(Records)

************

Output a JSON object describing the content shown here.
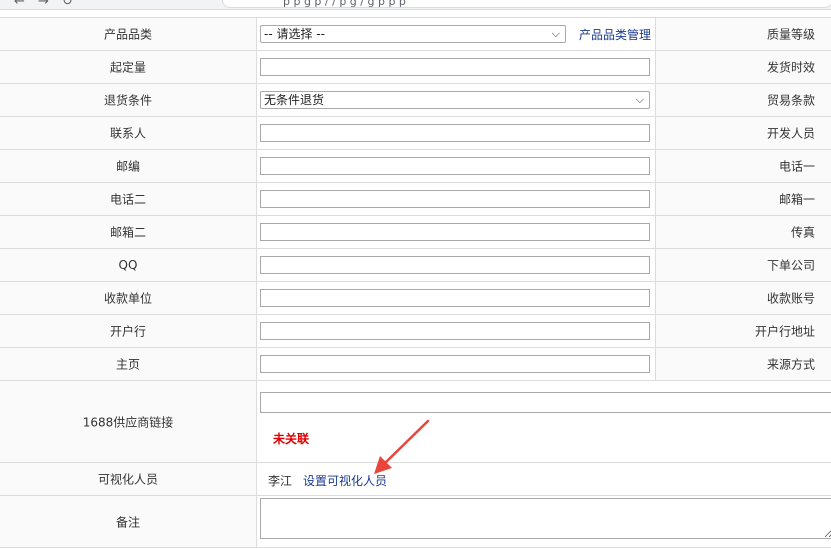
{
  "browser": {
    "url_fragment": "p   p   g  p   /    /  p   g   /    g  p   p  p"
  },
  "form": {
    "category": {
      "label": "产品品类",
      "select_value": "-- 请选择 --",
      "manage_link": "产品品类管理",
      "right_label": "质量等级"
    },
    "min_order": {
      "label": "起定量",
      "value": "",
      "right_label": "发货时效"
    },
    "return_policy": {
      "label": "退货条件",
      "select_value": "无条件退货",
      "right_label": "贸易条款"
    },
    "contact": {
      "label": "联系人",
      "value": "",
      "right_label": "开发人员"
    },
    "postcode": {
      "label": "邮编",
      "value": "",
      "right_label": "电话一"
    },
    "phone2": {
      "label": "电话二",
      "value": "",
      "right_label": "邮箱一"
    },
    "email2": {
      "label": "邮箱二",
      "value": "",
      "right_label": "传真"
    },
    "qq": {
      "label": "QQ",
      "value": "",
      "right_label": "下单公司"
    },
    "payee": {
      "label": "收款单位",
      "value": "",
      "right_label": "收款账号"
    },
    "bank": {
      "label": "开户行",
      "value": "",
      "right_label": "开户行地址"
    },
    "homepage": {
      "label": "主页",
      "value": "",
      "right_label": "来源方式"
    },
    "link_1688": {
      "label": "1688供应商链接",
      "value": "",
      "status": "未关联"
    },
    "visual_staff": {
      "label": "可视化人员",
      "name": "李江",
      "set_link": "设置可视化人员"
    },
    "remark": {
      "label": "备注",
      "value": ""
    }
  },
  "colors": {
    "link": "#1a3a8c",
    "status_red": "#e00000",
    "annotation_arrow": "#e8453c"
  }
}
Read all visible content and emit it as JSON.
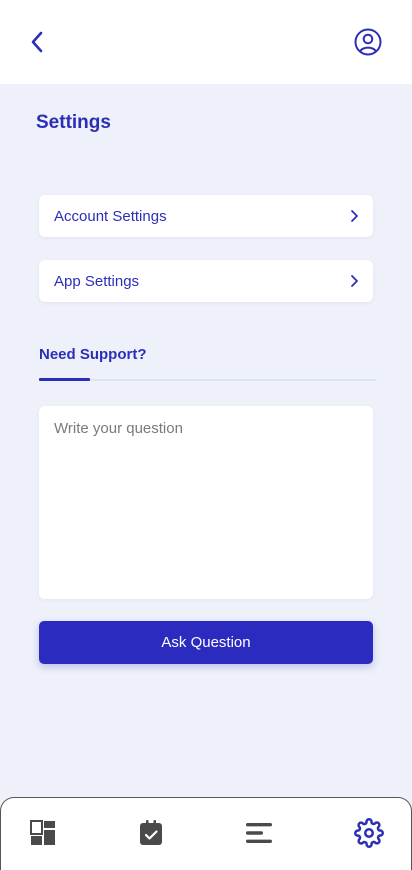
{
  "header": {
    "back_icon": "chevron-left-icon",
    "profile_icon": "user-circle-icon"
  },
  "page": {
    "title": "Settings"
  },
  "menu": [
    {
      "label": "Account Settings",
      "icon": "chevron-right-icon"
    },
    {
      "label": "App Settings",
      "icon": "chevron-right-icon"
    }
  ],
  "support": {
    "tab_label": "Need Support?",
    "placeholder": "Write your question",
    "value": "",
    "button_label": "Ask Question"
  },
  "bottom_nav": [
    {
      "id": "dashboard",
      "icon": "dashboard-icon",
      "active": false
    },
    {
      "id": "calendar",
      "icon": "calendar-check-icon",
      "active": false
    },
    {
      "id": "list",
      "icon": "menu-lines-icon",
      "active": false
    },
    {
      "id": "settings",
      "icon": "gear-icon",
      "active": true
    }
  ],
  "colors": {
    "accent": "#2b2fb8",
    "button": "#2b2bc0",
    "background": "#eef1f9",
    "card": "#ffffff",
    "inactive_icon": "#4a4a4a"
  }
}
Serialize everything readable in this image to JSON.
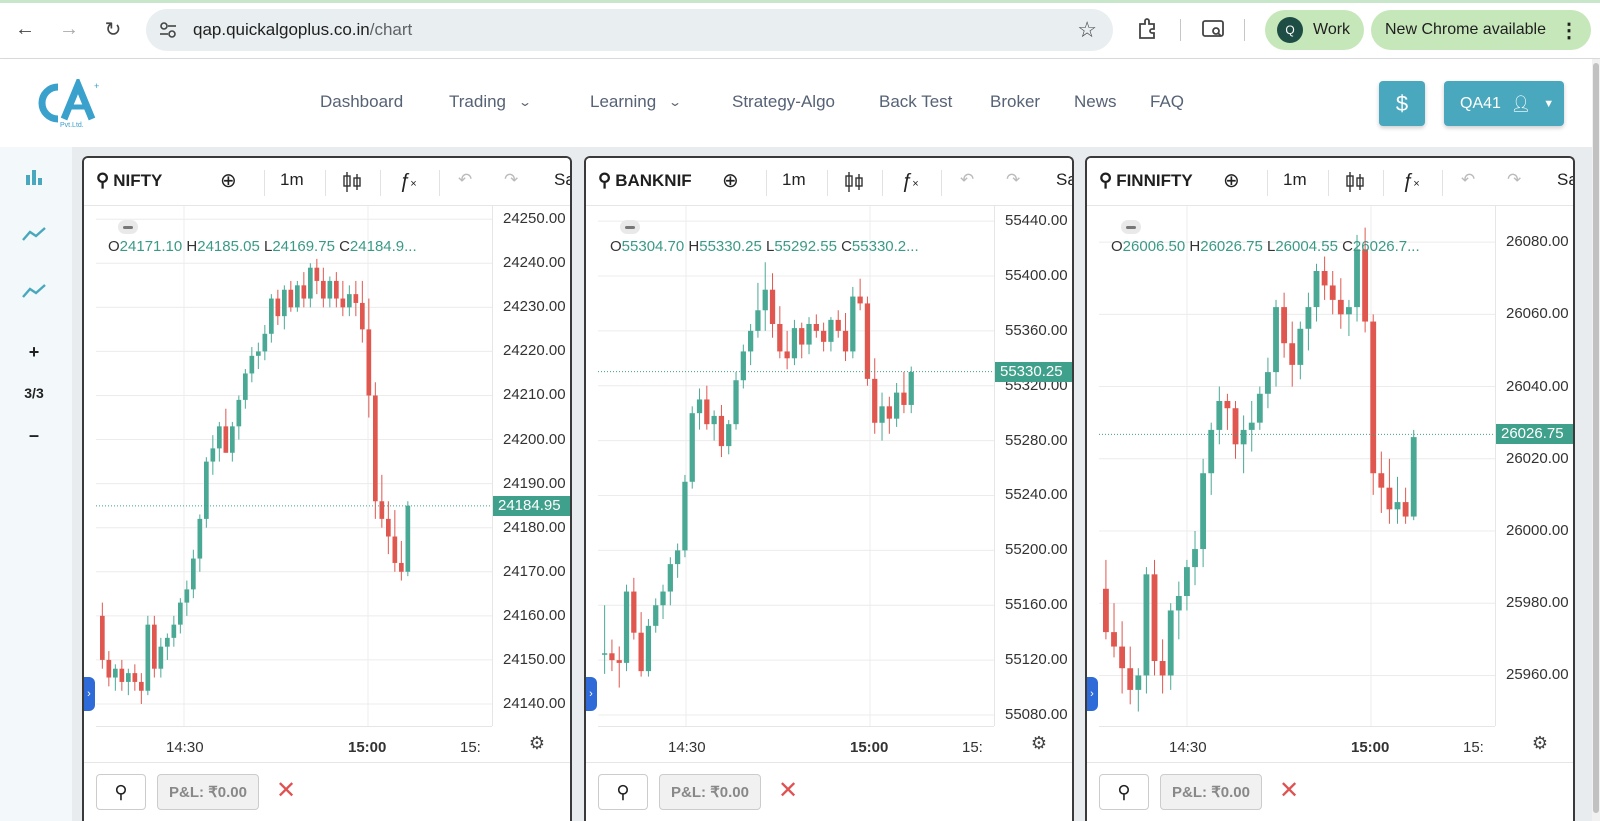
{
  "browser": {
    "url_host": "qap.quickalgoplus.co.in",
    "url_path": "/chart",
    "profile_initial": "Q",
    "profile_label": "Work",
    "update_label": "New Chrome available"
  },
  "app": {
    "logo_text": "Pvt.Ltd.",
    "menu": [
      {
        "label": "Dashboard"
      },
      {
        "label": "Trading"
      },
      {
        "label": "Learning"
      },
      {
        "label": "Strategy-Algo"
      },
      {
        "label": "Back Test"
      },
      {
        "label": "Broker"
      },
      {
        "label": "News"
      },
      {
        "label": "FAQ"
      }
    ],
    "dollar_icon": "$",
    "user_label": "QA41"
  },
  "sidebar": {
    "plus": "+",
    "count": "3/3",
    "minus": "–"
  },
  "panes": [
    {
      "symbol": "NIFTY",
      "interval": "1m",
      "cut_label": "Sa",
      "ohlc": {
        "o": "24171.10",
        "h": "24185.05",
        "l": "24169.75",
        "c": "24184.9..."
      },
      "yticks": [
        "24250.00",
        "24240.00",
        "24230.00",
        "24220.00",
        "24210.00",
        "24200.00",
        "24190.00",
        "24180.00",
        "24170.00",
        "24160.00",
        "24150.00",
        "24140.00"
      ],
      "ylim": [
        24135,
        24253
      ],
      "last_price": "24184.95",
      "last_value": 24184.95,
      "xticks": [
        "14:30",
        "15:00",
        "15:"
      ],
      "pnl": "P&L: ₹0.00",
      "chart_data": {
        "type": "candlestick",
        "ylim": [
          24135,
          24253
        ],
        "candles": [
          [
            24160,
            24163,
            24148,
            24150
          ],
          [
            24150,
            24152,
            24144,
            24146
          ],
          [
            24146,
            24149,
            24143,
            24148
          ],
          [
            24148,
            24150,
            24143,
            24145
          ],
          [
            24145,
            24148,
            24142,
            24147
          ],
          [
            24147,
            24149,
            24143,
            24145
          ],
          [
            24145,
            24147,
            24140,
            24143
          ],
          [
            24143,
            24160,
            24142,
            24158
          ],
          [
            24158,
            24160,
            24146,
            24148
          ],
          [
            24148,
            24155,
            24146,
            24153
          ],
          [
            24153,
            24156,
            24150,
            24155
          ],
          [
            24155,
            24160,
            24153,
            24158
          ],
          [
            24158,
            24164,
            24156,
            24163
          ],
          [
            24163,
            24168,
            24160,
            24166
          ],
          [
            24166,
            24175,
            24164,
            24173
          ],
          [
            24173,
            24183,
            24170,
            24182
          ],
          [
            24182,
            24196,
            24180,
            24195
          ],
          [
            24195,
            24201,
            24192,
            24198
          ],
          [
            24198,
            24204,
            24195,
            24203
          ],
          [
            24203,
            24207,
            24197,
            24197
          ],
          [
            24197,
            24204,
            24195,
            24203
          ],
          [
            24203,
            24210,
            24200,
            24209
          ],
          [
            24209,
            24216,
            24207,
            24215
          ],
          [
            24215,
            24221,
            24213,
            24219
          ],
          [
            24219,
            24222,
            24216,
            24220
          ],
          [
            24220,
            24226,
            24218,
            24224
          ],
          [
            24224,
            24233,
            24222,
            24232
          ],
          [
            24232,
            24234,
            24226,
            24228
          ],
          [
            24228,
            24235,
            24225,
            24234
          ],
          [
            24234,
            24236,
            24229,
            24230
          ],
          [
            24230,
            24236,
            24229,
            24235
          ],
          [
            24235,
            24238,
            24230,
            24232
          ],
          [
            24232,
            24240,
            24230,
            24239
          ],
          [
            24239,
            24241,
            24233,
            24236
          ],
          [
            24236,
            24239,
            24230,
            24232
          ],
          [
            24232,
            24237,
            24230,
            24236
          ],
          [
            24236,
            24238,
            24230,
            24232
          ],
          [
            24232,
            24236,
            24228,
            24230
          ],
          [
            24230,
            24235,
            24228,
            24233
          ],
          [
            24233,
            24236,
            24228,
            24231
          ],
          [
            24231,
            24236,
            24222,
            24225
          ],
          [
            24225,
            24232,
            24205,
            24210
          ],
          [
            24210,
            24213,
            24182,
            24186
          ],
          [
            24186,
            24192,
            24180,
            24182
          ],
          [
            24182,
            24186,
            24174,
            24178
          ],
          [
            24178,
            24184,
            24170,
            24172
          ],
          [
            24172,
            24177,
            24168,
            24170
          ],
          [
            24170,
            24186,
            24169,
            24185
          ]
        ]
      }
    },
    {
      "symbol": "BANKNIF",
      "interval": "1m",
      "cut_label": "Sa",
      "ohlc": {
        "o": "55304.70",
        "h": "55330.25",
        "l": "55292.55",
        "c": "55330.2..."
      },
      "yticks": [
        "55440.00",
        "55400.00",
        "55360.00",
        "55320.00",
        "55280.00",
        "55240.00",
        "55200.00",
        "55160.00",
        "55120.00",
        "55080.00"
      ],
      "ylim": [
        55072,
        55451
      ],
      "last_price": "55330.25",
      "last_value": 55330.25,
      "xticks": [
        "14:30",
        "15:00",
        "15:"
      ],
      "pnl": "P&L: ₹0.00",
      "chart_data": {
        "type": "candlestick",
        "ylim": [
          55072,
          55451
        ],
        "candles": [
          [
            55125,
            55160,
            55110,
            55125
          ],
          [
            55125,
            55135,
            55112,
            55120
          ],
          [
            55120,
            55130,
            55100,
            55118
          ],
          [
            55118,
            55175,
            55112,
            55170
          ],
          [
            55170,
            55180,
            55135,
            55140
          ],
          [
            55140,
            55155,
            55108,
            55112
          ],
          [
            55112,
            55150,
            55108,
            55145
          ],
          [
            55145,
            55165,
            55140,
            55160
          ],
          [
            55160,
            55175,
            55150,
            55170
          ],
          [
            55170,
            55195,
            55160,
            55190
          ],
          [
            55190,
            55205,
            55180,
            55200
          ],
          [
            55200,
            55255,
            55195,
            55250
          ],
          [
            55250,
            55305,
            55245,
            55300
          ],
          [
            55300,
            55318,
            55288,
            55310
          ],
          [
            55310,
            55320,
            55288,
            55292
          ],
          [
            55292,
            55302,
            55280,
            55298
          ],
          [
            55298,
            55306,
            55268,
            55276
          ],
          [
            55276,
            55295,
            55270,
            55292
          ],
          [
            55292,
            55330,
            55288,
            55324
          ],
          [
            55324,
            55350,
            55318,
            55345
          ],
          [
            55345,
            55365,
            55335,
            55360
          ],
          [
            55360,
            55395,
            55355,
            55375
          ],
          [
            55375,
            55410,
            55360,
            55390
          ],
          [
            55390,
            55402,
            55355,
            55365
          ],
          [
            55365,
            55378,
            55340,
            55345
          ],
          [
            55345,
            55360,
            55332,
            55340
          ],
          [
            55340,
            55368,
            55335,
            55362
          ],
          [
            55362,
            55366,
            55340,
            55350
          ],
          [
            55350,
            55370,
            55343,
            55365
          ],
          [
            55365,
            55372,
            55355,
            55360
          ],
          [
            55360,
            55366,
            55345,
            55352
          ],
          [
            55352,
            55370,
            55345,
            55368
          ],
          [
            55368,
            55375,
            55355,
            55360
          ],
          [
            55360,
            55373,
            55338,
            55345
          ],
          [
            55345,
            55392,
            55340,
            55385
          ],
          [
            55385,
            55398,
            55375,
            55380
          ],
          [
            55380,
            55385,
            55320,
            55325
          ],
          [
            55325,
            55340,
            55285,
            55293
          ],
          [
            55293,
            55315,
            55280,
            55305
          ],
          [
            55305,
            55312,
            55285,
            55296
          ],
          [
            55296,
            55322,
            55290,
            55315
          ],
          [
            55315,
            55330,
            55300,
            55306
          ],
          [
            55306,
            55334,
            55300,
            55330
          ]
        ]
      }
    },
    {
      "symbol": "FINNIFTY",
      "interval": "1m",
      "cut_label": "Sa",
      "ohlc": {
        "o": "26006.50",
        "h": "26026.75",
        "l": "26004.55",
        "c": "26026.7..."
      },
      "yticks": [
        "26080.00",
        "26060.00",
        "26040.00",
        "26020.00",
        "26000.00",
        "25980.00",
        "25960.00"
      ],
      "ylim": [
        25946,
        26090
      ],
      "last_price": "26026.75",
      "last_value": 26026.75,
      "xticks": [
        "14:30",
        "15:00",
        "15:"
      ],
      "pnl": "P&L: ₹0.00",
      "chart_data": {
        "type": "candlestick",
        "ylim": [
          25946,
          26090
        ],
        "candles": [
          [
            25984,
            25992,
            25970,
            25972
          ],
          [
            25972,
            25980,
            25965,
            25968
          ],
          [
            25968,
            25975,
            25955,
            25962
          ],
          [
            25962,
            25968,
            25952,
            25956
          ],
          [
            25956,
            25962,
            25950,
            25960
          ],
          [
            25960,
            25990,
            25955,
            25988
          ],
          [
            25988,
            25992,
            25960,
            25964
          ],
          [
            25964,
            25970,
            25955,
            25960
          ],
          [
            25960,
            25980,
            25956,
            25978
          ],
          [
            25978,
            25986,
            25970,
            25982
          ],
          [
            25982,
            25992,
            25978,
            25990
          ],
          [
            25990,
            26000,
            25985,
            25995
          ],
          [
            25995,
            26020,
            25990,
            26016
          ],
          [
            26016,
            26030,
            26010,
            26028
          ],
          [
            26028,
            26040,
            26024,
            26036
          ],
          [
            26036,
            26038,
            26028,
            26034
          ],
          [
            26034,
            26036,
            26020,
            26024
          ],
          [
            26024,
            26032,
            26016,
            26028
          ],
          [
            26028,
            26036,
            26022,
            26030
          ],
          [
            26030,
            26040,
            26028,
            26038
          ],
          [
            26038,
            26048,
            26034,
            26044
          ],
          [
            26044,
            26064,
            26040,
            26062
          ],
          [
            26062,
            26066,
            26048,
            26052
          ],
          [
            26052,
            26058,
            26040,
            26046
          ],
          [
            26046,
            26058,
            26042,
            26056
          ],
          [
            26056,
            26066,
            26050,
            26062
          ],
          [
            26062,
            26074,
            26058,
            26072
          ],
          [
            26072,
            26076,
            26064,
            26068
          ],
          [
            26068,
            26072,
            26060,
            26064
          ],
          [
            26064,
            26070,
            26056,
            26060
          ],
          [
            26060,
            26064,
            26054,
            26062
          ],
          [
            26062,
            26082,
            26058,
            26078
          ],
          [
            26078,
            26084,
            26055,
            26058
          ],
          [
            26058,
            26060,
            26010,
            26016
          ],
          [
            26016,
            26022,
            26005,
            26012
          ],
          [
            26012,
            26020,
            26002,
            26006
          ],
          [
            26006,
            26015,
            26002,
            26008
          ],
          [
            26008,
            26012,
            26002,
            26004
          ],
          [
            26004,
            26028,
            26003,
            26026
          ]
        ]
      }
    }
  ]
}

************

» Task directions
Keep only the lines that hold the string "JSON", and copy them out.

» Output of the exercise
Output a JSON object describing the content shown here.
Read all visible content and emit it as JSON.
Serialize everything readable in this image to JSON.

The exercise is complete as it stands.